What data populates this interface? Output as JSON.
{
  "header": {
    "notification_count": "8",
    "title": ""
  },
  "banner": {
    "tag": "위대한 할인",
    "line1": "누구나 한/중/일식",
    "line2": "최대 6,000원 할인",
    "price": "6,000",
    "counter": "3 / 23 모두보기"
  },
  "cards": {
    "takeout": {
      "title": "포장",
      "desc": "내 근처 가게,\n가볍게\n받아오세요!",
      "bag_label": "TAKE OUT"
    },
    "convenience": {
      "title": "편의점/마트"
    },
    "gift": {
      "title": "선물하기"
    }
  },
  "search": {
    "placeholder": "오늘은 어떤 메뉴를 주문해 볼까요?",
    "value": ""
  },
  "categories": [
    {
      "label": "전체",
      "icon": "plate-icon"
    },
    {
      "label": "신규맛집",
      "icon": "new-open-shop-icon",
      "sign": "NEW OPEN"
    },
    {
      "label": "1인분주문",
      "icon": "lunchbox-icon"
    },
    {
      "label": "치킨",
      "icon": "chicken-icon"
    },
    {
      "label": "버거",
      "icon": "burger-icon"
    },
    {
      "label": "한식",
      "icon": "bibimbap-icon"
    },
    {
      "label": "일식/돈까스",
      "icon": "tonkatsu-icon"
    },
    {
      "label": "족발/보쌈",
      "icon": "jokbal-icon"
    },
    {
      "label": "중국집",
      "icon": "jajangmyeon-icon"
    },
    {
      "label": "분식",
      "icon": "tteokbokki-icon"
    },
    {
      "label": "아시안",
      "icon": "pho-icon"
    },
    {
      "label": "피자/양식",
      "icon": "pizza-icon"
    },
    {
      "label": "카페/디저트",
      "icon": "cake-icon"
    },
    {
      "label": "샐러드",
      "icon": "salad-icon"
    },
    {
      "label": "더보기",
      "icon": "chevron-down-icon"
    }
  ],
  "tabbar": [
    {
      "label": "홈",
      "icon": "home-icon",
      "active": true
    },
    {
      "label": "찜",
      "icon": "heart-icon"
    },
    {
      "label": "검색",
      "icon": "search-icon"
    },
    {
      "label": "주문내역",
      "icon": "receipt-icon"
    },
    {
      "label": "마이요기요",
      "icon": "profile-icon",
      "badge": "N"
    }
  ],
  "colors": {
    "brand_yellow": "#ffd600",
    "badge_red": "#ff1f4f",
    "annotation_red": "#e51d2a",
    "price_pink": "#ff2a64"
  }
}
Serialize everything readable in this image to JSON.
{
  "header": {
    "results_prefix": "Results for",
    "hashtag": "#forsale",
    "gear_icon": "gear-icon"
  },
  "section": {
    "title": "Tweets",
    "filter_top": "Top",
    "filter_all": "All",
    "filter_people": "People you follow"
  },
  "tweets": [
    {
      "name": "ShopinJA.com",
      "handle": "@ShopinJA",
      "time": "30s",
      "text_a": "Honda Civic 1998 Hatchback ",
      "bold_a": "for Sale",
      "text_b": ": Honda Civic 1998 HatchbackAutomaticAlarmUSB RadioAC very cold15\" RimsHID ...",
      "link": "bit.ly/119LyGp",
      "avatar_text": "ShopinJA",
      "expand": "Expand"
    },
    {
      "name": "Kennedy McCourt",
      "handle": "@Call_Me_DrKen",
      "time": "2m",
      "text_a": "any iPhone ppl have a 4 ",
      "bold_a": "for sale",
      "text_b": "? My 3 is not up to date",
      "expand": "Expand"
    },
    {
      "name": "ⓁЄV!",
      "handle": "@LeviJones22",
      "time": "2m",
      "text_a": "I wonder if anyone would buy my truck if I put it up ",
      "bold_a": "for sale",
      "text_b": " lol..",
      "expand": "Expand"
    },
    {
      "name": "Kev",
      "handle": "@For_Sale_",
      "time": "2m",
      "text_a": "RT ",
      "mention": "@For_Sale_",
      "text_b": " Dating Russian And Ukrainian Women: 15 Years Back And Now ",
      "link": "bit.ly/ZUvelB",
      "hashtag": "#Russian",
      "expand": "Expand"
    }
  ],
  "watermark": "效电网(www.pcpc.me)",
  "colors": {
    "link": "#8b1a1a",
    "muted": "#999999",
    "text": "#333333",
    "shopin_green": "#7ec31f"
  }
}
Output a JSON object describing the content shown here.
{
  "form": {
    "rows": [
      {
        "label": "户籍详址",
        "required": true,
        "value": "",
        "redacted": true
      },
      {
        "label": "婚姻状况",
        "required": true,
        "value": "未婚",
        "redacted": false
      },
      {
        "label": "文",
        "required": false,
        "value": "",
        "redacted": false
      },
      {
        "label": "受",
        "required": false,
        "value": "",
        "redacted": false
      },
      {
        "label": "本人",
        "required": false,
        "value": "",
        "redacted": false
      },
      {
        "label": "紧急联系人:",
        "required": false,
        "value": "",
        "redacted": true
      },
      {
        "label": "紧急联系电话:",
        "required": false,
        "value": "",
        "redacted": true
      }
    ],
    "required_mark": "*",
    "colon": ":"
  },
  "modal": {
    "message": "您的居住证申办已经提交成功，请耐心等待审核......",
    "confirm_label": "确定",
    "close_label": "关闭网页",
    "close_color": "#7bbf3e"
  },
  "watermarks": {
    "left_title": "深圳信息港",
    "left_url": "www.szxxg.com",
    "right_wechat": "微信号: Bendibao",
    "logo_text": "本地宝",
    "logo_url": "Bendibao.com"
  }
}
══════
Reproduce every line of the data verbatim.

Worked answer:
What data populates this interface? Output as JSON.
{
  "header": {
    "notification_count": "8",
    "title": ""
  },
  "banner": {
    "tag": "위대한 할인",
    "line1": "누구나 한/중/일식",
    "line2": "최대 6,000원 할인",
    "price": "6,000",
    "counter": "3 / 23 모두보기"
  },
  "cards": {
    "takeout": {
      "title": "포장",
      "desc": "내 근처 가게,\n가볍게\n받아오세요!",
      "bag_label": "TAKE OUT"
    },
    "convenience": {
      "title": "편의점/마트"
    },
    "gift": {
      "title": "선물하기"
    }
  },
  "search": {
    "placeholder": "오늘은 어떤 메뉴를 주문해 볼까요?",
    "value": ""
  },
  "categories": [
    {
      "label": "전체",
      "icon": "plate-icon"
    },
    {
      "label": "신규맛집",
      "icon": "new-open-shop-icon",
      "sign": "NEW OPEN"
    },
    {
      "label": "1인분주문",
      "icon": "lunchbox-icon"
    },
    {
      "label": "치킨",
      "icon": "chicken-icon"
    },
    {
      "label": "버거",
      "icon": "burger-icon"
    },
    {
      "label": "한식",
      "icon": "bibimbap-icon"
    },
    {
      "label": "일식/돈까스",
      "icon": "tonkatsu-icon"
    },
    {
      "label": "족발/보쌈",
      "icon": "jokbal-icon"
    },
    {
      "label": "중국집",
      "icon": "jajangmyeon-icon"
    },
    {
      "label": "분식",
      "icon": "tteokbokki-icon"
    },
    {
      "label": "아시안",
      "icon": "pho-icon"
    },
    {
      "label": "피자/양식",
      "icon": "pizza-icon"
    },
    {
      "label": "카페/디저트",
      "icon": "cake-icon"
    },
    {
      "label": "샐러드",
      "icon": "salad-icon"
    },
    {
      "label": "더보기",
      "icon": "chevron-down-icon"
    }
  ],
  "tabbar": [
    {
      "label": "홈",
      "icon": "home-icon",
      "active": true
    },
    {
      "label": "찜",
      "icon": "heart-icon"
    },
    {
      "label": "검색",
      "icon": "search-icon"
    },
    {
      "label": "주문내역",
      "icon": "receipt-icon"
    },
    {
      "label": "마이요기요",
      "icon": "profile-icon",
      "badge": "N"
    }
  ],
  "colors": {
    "brand_yellow": "#ffd600",
    "badge_red": "#ff1f4f",
    "annotation_red": "#e51d2a",
    "price_pink": "#ff2a64"
  }
}
Serialize everything readable in this image to JSON.
{
  "header": {
    "results_prefix": "Results for",
    "hashtag": "#forsale",
    "gear_icon": "gear-icon"
  },
  "section": {
    "title": "Tweets",
    "filter_top": "Top",
    "filter_all": "All",
    "filter_people": "People you follow"
  },
  "tweets": [
    {
      "name": "ShopinJA.com",
      "handle": "@ShopinJA",
      "time": "30s",
      "text_a": "Honda Civic 1998 Hatchback ",
      "bold_a": "for Sale",
      "text_b": ": Honda Civic 1998 HatchbackAutomaticAlarmUSB RadioAC very cold15\" RimsHID ...",
      "link": "bit.ly/119LyGp",
      "avatar_text": "ShopinJA",
      "expand": "Expand"
    },
    {
      "name": "Kennedy McCourt",
      "handle": "@Call_Me_DrKen",
      "time": "2m",
      "text_a": "any iPhone ppl have a 4 ",
      "bold_a": "for sale",
      "text_b": "? My 3 is not up to date",
      "expand": "Expand"
    },
    {
      "name": "ⓁЄV!",
      "handle": "@LeviJones22",
      "time": "2m",
      "text_a": "I wonder if anyone would buy my truck if I put it up ",
      "bold_a": "for sale",
      "text_b": " lol..",
      "expand": "Expand"
    },
    {
      "name": "Kev",
      "handle": "@For_Sale_",
      "time": "2m",
      "text_a": "RT ",
      "mention": "@For_Sale_",
      "text_b": " Dating Russian And Ukrainian Women: 15 Years Back And Now ",
      "link": "bit.ly/ZUvelB",
      "hashtag": "#Russian",
      "expand": "Expand"
    }
  ],
  "watermark": "效电网(www.pcpc.me)",
  "colors": {
    "link": "#8b1a1a",
    "muted": "#999999",
    "text": "#333333",
    "shopin_green": "#7ec31f"
  }
}
Output a JSON object describing the content shown here.
{
  "form": {
    "rows": [
      {
        "label": "户籍详址",
        "required": true,
        "value": "",
        "redacted": true
      },
      {
        "label": "婚姻状况",
        "required": true,
        "value": "未婚",
        "redacted": false
      },
      {
        "label": "文",
        "required": false,
        "value": "",
        "redacted": false
      },
      {
        "label": "受",
        "required": false,
        "value": "",
        "redacted": false
      },
      {
        "label": "本人",
        "required": false,
        "value": "",
        "redacted": false
      },
      {
        "label": "紧急联系人:",
        "required": false,
        "value": "",
        "redacted": true
      },
      {
        "label": "紧急联系电话:",
        "required": false,
        "value": "",
        "redacted": true
      }
    ],
    "required_mark": "*",
    "colon": ":"
  },
  "modal": {
    "message": "您的居住证申办已经提交成功，请耐心等待审核......",
    "confirm_label": "确定",
    "close_label": "关闭网页",
    "close_color": "#7bbf3e"
  },
  "watermarks": {
    "left_title": "深圳信息港",
    "left_url": "www.szxxg.com",
    "right_wechat": "微信号: Bendibao",
    "logo_text": "本地宝",
    "logo_url": "Bendibao.com"
  }
}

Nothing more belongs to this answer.